**YOUR OBJECTIVE:** Tell how many lines include the string "осадки". Answer with a single number.

*** TASK INPUT

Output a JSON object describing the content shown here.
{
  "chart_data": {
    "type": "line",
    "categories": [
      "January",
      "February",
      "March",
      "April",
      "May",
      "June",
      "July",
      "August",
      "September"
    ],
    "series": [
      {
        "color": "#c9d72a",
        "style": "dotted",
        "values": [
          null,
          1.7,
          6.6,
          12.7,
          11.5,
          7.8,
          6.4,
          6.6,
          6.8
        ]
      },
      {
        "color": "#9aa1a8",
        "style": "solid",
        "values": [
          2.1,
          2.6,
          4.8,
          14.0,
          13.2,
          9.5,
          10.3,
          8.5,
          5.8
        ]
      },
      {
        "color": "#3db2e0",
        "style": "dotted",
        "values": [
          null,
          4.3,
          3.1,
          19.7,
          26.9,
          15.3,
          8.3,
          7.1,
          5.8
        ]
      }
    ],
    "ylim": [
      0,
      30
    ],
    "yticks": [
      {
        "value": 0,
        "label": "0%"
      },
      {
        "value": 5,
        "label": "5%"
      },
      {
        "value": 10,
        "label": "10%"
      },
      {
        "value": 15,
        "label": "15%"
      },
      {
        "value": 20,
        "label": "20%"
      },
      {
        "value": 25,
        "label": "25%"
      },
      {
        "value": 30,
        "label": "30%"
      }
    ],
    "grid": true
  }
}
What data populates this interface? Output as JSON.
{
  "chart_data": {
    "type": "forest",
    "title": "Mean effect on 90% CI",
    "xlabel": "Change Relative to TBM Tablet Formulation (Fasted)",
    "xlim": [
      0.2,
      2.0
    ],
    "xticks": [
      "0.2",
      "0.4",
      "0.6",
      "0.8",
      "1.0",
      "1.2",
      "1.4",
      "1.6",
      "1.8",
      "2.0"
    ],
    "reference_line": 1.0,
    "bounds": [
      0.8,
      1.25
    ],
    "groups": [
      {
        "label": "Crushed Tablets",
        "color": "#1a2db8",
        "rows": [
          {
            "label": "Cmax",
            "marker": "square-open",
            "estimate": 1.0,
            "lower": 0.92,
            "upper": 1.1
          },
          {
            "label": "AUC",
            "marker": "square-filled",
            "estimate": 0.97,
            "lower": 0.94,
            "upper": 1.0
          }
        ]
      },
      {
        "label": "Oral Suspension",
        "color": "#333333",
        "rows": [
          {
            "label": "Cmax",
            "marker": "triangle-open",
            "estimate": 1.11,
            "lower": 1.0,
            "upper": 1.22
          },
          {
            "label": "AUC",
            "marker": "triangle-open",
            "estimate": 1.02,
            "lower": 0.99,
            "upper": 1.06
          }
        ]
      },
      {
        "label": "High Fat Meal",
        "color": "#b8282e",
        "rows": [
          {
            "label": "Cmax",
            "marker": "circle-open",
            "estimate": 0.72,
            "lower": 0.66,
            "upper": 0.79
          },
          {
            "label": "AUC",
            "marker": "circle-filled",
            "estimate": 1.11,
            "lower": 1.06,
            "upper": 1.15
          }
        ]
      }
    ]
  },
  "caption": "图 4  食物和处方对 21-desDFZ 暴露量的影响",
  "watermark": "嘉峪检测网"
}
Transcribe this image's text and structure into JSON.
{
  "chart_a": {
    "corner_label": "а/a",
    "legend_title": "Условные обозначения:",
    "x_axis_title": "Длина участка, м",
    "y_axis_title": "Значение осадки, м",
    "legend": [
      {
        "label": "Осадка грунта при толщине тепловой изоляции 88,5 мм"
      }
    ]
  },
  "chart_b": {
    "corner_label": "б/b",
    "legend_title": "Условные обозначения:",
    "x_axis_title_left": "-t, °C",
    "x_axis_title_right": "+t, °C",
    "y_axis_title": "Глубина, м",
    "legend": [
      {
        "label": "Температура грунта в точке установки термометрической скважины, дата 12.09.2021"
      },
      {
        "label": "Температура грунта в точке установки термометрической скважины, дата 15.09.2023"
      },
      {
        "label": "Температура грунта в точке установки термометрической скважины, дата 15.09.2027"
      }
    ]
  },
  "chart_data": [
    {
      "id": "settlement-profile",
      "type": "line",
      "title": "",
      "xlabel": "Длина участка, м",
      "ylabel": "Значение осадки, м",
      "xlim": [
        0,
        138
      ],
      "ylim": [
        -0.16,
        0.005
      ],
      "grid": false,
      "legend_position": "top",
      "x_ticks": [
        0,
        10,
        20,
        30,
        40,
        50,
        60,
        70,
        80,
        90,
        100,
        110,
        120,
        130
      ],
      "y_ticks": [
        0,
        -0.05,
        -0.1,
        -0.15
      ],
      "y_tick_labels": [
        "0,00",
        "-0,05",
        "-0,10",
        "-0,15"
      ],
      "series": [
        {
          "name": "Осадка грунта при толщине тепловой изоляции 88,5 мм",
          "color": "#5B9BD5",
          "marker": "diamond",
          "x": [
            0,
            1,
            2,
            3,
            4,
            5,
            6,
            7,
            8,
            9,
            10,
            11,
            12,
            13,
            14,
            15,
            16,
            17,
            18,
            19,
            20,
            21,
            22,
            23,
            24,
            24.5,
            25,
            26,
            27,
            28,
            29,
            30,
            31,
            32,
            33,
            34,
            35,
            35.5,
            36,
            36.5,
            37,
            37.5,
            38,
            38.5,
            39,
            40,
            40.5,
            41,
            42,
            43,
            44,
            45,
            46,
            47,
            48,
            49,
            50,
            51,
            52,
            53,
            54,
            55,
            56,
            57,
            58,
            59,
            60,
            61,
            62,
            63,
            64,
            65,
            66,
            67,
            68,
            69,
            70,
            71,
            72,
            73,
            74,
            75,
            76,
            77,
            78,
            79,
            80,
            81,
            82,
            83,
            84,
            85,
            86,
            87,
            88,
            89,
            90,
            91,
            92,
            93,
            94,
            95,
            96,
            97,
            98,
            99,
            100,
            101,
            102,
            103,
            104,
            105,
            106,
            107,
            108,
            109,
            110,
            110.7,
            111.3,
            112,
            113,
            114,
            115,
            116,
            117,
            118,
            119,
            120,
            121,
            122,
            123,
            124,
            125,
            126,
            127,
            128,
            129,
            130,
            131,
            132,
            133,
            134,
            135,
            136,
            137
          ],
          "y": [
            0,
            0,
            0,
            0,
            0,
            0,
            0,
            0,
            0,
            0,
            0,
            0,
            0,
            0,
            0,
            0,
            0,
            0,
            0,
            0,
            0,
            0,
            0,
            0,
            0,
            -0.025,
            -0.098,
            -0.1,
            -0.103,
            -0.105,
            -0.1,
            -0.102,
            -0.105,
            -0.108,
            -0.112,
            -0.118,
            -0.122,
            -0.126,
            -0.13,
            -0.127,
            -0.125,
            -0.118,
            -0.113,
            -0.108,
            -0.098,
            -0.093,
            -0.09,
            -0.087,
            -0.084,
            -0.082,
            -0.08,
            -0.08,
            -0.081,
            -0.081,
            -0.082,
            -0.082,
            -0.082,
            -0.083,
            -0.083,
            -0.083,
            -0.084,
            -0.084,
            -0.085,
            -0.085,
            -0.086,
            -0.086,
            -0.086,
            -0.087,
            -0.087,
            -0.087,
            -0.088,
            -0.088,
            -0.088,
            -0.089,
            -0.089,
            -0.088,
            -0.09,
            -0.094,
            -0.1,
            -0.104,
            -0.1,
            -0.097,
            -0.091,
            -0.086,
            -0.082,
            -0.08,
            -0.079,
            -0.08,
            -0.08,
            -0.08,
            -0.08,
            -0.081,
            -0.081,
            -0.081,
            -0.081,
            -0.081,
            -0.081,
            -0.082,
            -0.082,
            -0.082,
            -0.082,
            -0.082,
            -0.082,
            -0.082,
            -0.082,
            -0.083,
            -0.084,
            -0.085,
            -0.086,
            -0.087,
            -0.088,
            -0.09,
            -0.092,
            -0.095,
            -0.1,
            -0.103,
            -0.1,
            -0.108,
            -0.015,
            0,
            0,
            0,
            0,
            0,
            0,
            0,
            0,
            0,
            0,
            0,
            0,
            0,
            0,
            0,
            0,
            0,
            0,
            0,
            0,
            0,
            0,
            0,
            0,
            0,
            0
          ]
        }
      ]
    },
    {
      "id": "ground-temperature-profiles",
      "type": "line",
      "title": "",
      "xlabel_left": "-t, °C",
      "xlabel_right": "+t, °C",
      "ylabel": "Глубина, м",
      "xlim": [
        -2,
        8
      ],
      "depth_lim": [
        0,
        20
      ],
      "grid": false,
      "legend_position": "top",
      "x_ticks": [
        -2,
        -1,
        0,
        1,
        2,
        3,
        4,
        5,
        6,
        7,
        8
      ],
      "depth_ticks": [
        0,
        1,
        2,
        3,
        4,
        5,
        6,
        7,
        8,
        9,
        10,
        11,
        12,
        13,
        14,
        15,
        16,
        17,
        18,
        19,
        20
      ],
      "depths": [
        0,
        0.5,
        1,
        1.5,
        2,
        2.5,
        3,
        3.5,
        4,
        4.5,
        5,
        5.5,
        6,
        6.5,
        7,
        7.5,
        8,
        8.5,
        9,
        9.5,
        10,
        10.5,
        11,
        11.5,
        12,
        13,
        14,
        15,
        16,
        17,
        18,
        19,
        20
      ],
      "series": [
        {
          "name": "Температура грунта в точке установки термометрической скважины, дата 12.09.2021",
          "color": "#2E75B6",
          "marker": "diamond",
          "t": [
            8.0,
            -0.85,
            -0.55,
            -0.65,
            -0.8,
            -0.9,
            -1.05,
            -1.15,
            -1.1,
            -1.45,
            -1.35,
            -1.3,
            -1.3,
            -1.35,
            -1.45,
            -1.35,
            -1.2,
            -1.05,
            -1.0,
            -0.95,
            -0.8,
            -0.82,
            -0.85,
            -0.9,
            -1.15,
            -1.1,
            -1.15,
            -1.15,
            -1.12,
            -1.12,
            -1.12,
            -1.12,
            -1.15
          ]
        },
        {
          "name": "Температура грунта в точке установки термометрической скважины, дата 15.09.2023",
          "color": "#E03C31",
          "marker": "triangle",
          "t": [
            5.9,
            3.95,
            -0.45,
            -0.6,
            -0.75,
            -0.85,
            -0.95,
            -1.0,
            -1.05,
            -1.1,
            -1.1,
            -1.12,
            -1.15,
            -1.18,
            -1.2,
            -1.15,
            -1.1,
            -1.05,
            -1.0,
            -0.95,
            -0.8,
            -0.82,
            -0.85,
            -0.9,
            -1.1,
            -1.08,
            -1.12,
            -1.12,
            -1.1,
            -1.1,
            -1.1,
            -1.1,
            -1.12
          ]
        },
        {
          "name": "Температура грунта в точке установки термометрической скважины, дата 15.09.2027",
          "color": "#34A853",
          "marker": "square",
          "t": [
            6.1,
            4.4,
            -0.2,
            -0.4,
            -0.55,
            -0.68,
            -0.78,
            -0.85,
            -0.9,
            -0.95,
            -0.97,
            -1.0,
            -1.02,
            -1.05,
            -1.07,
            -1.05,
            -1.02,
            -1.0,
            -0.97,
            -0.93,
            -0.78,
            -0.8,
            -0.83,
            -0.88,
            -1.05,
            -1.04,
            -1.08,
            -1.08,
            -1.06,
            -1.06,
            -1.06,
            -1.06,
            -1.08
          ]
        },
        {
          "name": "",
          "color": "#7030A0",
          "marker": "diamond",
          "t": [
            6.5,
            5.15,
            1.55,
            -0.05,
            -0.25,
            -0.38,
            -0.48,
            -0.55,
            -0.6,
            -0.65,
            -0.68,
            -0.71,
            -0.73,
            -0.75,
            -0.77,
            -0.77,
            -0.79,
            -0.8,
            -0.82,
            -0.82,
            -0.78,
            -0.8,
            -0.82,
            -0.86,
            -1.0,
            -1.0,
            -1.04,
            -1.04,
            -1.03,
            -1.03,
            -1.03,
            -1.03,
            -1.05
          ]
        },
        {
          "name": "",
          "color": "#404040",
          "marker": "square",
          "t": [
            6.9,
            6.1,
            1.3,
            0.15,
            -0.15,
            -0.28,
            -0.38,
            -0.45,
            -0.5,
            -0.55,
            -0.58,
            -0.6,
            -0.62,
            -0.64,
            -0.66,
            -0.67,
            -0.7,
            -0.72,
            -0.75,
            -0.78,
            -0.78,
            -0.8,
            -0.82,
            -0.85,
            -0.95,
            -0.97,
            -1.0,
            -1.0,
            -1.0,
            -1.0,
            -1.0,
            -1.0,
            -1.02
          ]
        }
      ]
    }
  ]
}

******

**CORRECT RESPONSE:** 2